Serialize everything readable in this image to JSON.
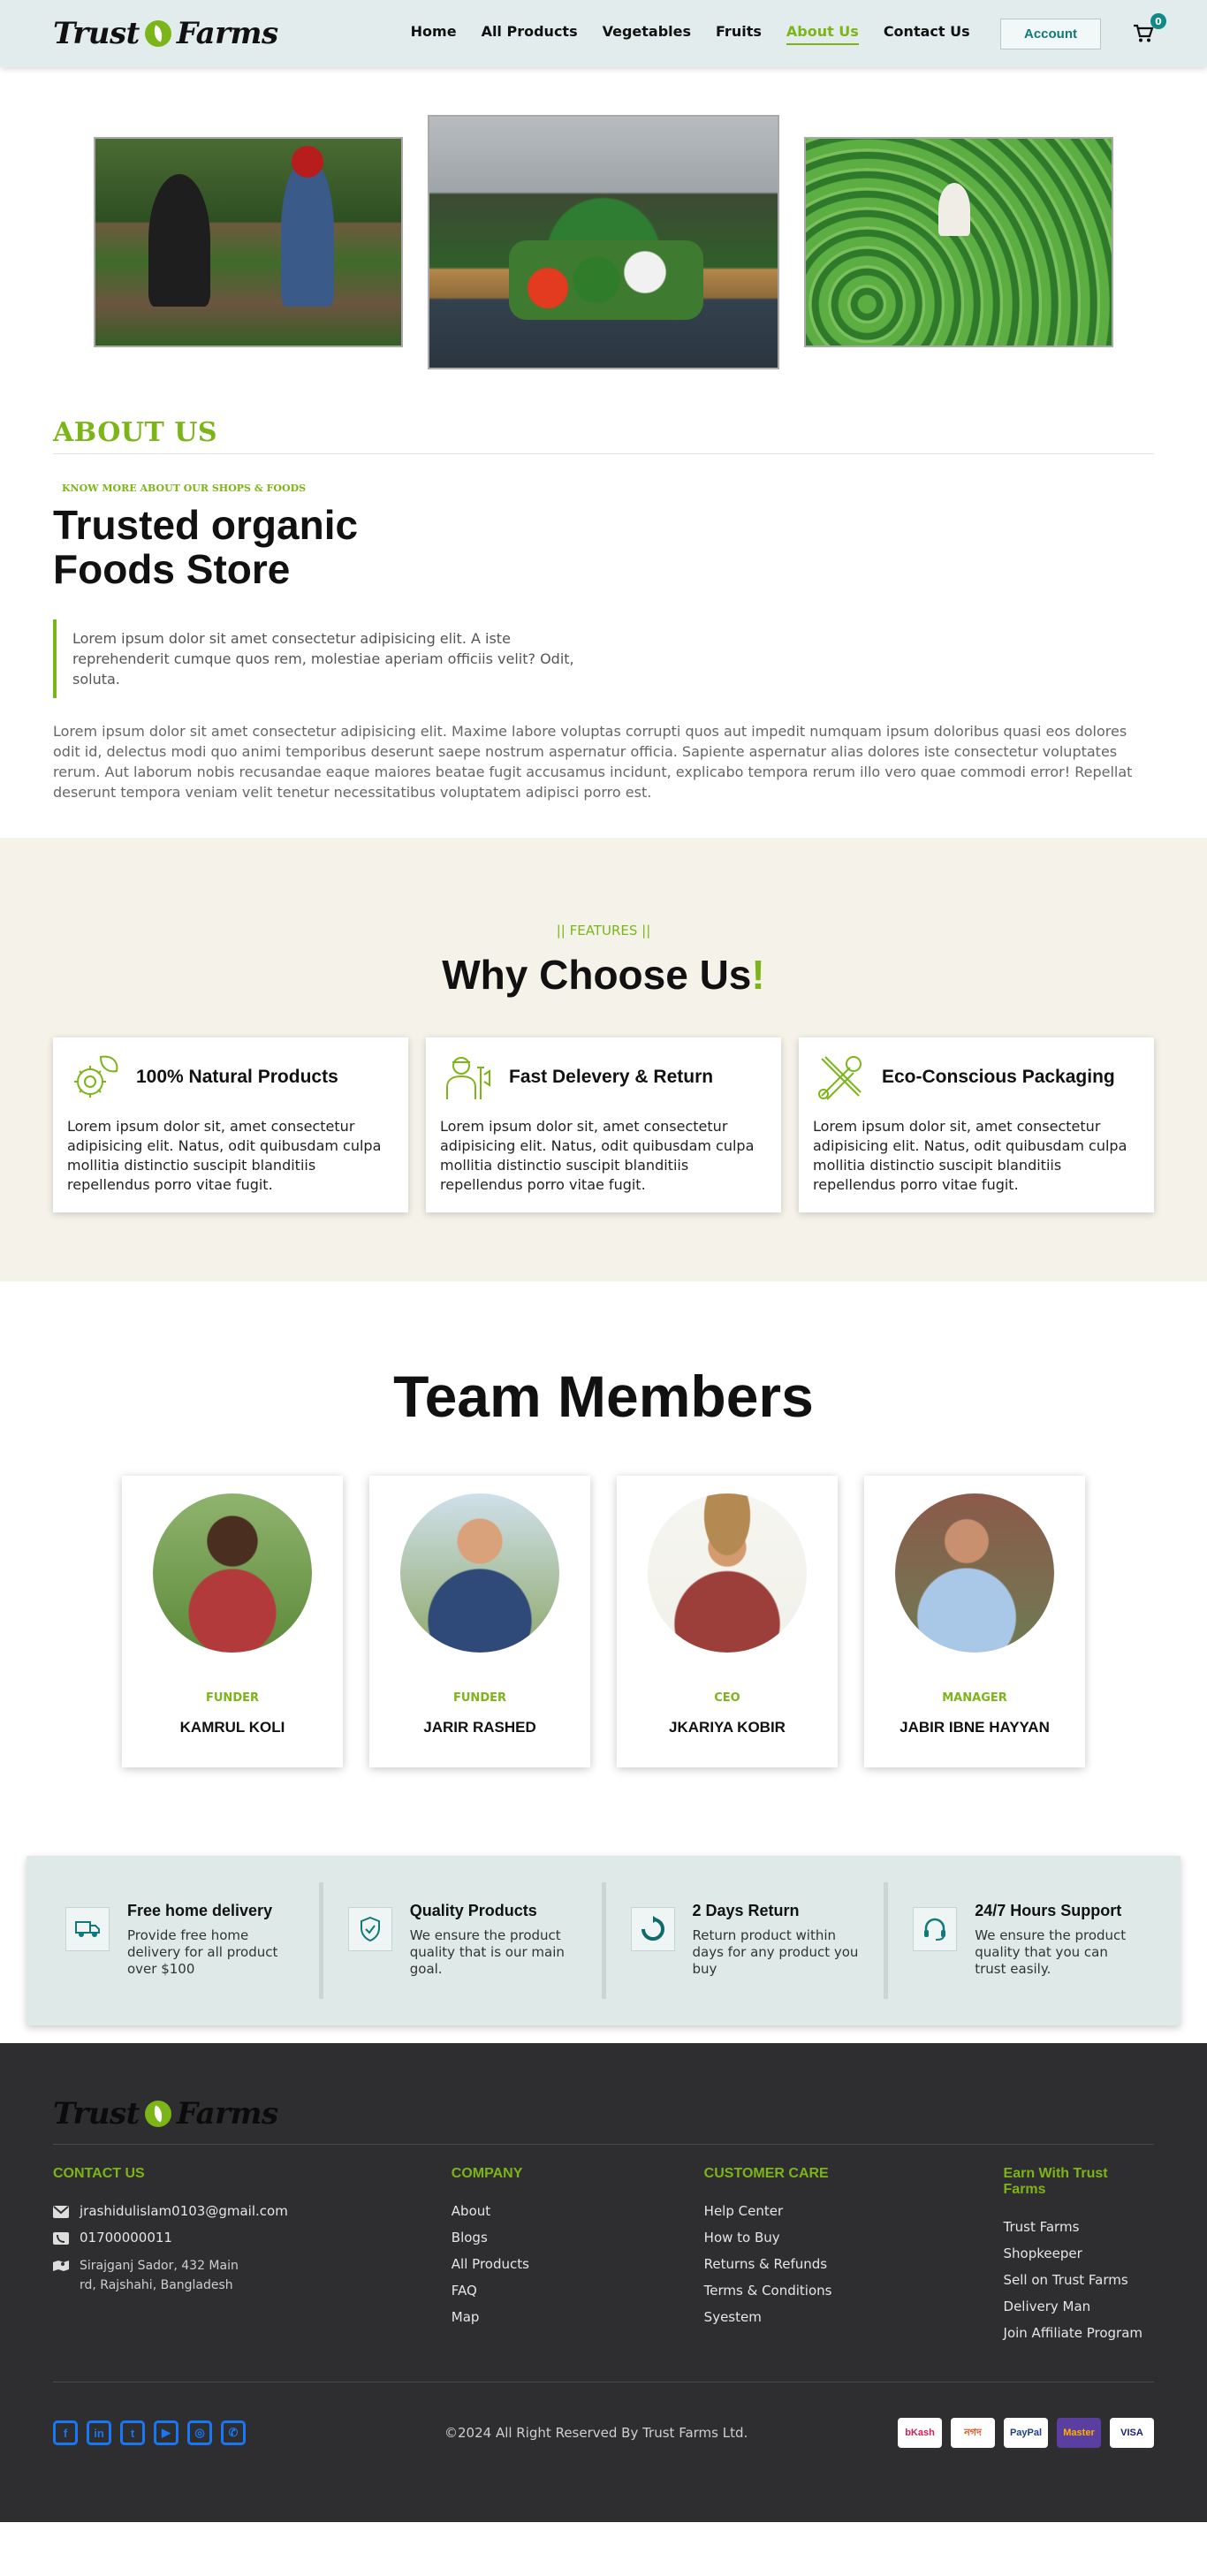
{
  "nav": {
    "logo_left": "Trust",
    "logo_right": "Farms",
    "links": [
      "Home",
      "All Products",
      "Vegetables",
      "Fruits",
      "About Us",
      "Contact Us"
    ],
    "account_label": "Account",
    "cart_count": "0"
  },
  "about": {
    "heading": "ABOUT US",
    "kicker": "KNOW MORE ABOUT OUR SHOPS & FOODS",
    "title": "Trusted organic Foods Store",
    "quote": "Lorem ipsum dolor sit amet consectetur adipisicing elit. A iste reprehenderit cumque quos rem, molestiae aperiam officiis velit? Odit, soluta.",
    "body": "Lorem ipsum dolor sit amet consectetur adipisicing elit. Maxime labore voluptas corrupti quos aut impedit numquam ipsum doloribus quasi eos dolores odit id, delectus modi quo animi temporibus deserunt saepe nostrum aspernatur officia. Sapiente aspernatur alias dolores iste consectetur voluptates rerum. Aut laborum nobis recusandae eaque maiores beatae fugit accusamus incidunt, explicabo tempora rerum illo vero quae commodi error! Repellat deserunt tempora veniam velit tenetur necessitatibus voluptatem adipisci porro est."
  },
  "features": {
    "kicker": "|| FEATURES ||",
    "title": "Why Choose Us",
    "title_mark": "!",
    "cards": [
      {
        "title": "100% Natural Products",
        "desc": "Lorem ipsum dolor sit, amet consectetur adipisicing elit. Natus, odit quibusdam culpa mollitia distinctio suscipit blanditiis repellendus porro vitae fugit.",
        "icon": "gear-leaf-icon"
      },
      {
        "title": "Fast Delevery & Return",
        "desc": "Lorem ipsum dolor sit, amet consectetur adipisicing elit. Natus, odit quibusdam culpa mollitia distinctio suscipit blanditiis repellendus porro vitae fugit.",
        "icon": "delivery-worker-icon"
      },
      {
        "title": "Eco-Conscious Packaging",
        "desc": "Lorem ipsum dolor sit, amet consectetur adipisicing elit. Natus, odit quibusdam culpa mollitia distinctio suscipit blanditiis repellendus porro vitae fugit.",
        "icon": "tools-icon"
      }
    ]
  },
  "team": {
    "title": "Team Members",
    "members": [
      {
        "role": "FUNDER",
        "name": "KAMRUL KOLI"
      },
      {
        "role": "FUNDER",
        "name": "JARIR RASHED"
      },
      {
        "role": "CEO",
        "name": "JKARIYA KOBIR"
      },
      {
        "role": "MANAGER",
        "name": "JABIR IBNE HAYYAN"
      }
    ]
  },
  "services": [
    {
      "title": "Free home delivery",
      "desc": "Provide free home delivery for all product over $100",
      "icon": "truck-icon"
    },
    {
      "title": "Quality Products",
      "desc": "We ensure the product quality that is our main goal.",
      "icon": "shield-check-icon"
    },
    {
      "title": "2 Days Return",
      "desc": "Return product within days for any product you buy",
      "icon": "return-icon"
    },
    {
      "title": "24/7 Hours Support",
      "desc": "We ensure the product quality that you can trust easily.",
      "icon": "headset-icon"
    }
  ],
  "footer": {
    "contact_heading": "CONTACT US",
    "email": "jrashidulislam0103@gmail.com",
    "phone": "01700000011",
    "address": "Sirajganj Sador, 432 Main rd, Rajshahi, Bangladesh",
    "company_heading": "COMPANY",
    "company_links": [
      "About",
      "Blogs",
      "All Products",
      "FAQ",
      "Map"
    ],
    "care_heading": "CUSTOMER CARE",
    "care_links": [
      "Help Center",
      "How to Buy",
      "Returns & Refunds",
      "Terms & Conditions",
      "Syestem"
    ],
    "earn_heading": "Earn With Trust Farms",
    "earn_links": [
      "Trust Farms",
      "Shopkeeper",
      "Sell on Trust Farms",
      "Delivery Man",
      "Join Affiliate Program"
    ],
    "copyright": "©2024 All Right Reserved By Trust Farms Ltd.",
    "social_icons": [
      "f",
      "in",
      "t",
      "▶",
      "◎",
      "✆"
    ],
    "payments": [
      {
        "label": "bKash",
        "bg": "#ffffff",
        "color": "#d12053"
      },
      {
        "label": "নগদ",
        "bg": "#ffffff",
        "color": "#e84b1a"
      },
      {
        "label": "PayPal",
        "bg": "#ffffff",
        "color": "#1f3d8b"
      },
      {
        "label": "Master",
        "bg": "#5a3ea0",
        "color": "#ffb100"
      },
      {
        "label": "VISA",
        "bg": "#ffffff",
        "color": "#1a1f71"
      }
    ]
  },
  "colors": {
    "accent": "#7cb518",
    "teal": "#0f7a78",
    "footer_bg": "#2e2e30",
    "features_bg": "#f5f2ea",
    "services_bg": "#dfeae8"
  }
}
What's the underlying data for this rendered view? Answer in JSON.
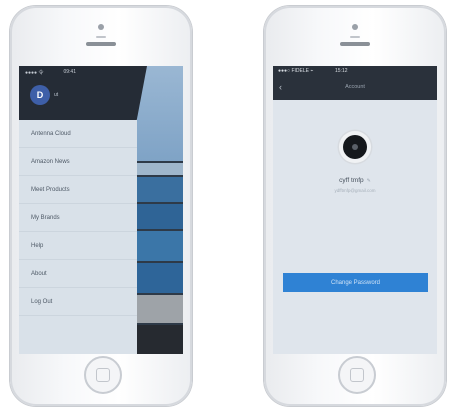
{
  "left_phone": {
    "status_left": "●●●● 令",
    "status_mid": "09:41",
    "user_initial": "D",
    "user_name": "ut",
    "menu": [
      {
        "label": "Antenna Cloud"
      },
      {
        "label": "Amazon News"
      },
      {
        "label": "Meet Products"
      },
      {
        "label": "My Brands"
      },
      {
        "label": "Help"
      },
      {
        "label": "About"
      },
      {
        "label": "Log Out"
      }
    ],
    "colors": {
      "drawer_bg": "#d9e1e9",
      "header_bg": "#252c36",
      "avatar_bg": "#3e5fa8"
    }
  },
  "right_phone": {
    "status_left": "●●●○ FIDELE ⌁",
    "status_mid": "15:12",
    "back_icon": "chevron-left-icon",
    "title": "Account",
    "name": "cyff tmfp",
    "name_edit": "✎",
    "email": "ydfftmfp@gmail.com",
    "change_password_label": "Change Password",
    "colors": {
      "accent": "#2f82d4",
      "nav_bg": "#2a313b"
    }
  }
}
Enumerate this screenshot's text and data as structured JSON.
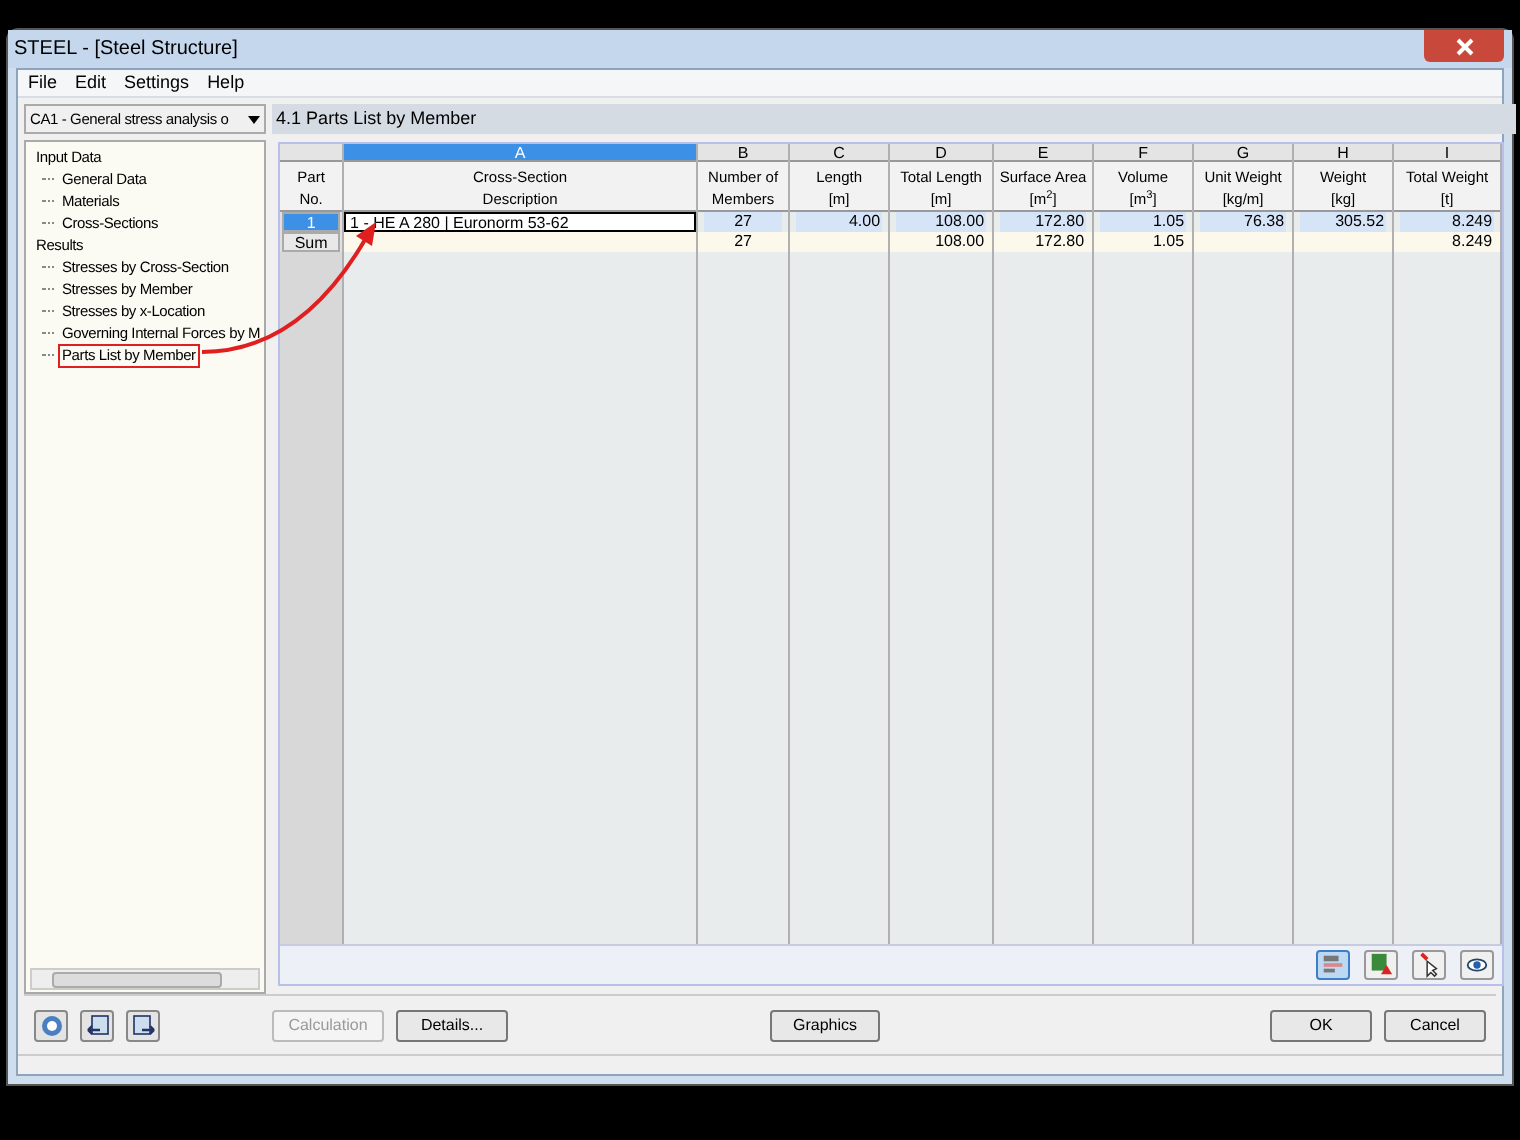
{
  "window": {
    "title": "STEEL - [Steel Structure]"
  },
  "menu": [
    "File",
    "Edit",
    "Settings",
    "Help"
  ],
  "case_dropdown": {
    "value": "CA1 - General stress analysis o"
  },
  "tree": [
    {
      "label": "Input Data",
      "selected": false,
      "children": [
        {
          "label": "General Data",
          "selected": false
        },
        {
          "label": "Materials",
          "selected": false
        },
        {
          "label": "Cross-Sections",
          "selected": false
        }
      ]
    },
    {
      "label": "Results",
      "selected": false,
      "children": [
        {
          "label": "Stresses by Cross-Section",
          "selected": false
        },
        {
          "label": "Stresses by Member",
          "selected": false
        },
        {
          "label": "Stresses by x-Location",
          "selected": false
        },
        {
          "label": "Governing Internal Forces by M",
          "selected": false
        },
        {
          "label": "Parts List by Member",
          "selected": true
        }
      ]
    }
  ],
  "panel_title": "4.1 Parts List by Member",
  "table": {
    "columns": [
      {
        "line1": "Part",
        "line2": "No.",
        "selected": false
      },
      {
        "letter": "A",
        "line1": "Cross-Section",
        "line2": "Description",
        "selected": true
      },
      {
        "letter": "B",
        "line1": "Number of",
        "line2": "Members",
        "selected": false
      },
      {
        "letter": "C",
        "line1": "Length",
        "line2": "[m]",
        "selected": false
      },
      {
        "letter": "D",
        "line1": "Total Length",
        "line2": "[m]",
        "selected": false
      },
      {
        "letter": "E",
        "line1": "Surface Area",
        "line2": "[m$^{2}$]",
        "selected": false
      },
      {
        "letter": "F",
        "line1": "Volume",
        "line2": "[m$^{3}$]",
        "selected": false
      },
      {
        "letter": "G",
        "line1": "Unit Weight",
        "line2": "[kg/m]",
        "selected": false
      },
      {
        "letter": "H",
        "line1": "Weight",
        "line2": "[kg]",
        "selected": false
      },
      {
        "letter": "I",
        "line1": "Total Weight",
        "line2": "[t]",
        "selected": false
      }
    ],
    "rows": [
      {
        "kind": "part",
        "selected": true,
        "cells": [
          "1",
          "1 - HE A 280 | Euronorm 53-62",
          "27",
          "4.00",
          "108.00",
          "172.80",
          "1.05",
          "76.38",
          "305.52",
          "8.249"
        ]
      },
      {
        "kind": "sum",
        "selected": false,
        "cells": [
          "Sum",
          "",
          "27",
          "",
          "108.00",
          "172.80",
          "1.05",
          "",
          "",
          "8.249"
        ]
      }
    ]
  },
  "buttons": {
    "calculation": {
      "label": "Calculation",
      "disabled": true
    },
    "details": {
      "label": "Details...",
      "disabled": false
    },
    "graphics": {
      "label": "Graphics",
      "disabled": false
    },
    "ok": {
      "label": "OK",
      "disabled": false
    },
    "cancel": {
      "label": "Cancel",
      "disabled": false
    }
  }
}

=======

- _GIVEN PROBLEM_
From the listing above, pick out every line containing "Farms".

- _OUTPUT OF THE TASK_
    "logo_right": "Farms",
    "earn_heading": "Earn With Trust Farms",
      "Trust Farms",
      "Sell on Trust Farms",
    "copyright": "©2024 All Right Reserved By Trust Farms Ltd.",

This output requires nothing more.